| TASK STATEMENT |
List the lines of this listing that hold the word "Sources".

| RECORDS |
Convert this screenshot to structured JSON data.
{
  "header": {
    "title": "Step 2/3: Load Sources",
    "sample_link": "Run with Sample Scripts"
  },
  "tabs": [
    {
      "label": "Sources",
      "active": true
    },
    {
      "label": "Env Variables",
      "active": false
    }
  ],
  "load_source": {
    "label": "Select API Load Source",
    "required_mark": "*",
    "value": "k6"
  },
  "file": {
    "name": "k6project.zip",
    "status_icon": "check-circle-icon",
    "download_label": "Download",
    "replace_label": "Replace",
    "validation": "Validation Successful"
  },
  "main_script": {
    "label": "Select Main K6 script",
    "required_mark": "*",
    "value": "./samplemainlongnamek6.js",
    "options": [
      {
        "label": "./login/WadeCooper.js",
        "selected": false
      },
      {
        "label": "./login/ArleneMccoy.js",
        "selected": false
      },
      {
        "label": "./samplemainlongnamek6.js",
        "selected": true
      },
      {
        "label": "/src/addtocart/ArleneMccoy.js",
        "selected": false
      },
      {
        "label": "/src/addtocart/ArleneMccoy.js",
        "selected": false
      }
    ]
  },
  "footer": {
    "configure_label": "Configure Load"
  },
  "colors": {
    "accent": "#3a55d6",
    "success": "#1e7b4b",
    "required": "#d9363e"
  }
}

| TASK RESPONSE |
    "title": "Step 2/3: Load Sources",
      "label": "Sources",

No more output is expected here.